Say how many lines in the data below contain the word "старого", and give no other text.
++++ SUPPLIED DATA ++++
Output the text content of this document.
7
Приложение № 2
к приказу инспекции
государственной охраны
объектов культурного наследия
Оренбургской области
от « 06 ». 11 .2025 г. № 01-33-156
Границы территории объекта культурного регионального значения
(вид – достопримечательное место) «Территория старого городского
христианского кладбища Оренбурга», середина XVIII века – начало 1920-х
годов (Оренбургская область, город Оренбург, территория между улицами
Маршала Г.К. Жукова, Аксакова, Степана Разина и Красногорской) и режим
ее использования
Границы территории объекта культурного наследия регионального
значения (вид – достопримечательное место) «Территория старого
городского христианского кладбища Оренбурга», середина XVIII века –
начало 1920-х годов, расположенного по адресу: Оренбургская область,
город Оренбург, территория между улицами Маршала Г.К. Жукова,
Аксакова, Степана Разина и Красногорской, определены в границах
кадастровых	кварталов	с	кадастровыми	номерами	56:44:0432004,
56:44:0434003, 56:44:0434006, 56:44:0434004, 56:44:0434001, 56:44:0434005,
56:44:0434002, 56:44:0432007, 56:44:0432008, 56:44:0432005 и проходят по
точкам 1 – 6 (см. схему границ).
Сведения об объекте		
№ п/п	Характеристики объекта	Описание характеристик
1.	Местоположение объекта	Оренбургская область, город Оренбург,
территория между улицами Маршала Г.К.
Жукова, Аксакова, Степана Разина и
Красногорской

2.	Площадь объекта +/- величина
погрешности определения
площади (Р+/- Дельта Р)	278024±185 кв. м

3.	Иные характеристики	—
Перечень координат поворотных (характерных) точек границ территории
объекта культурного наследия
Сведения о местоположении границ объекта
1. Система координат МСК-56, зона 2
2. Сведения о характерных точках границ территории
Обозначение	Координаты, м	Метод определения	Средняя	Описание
++++
### RESULT OF THIS TASK
2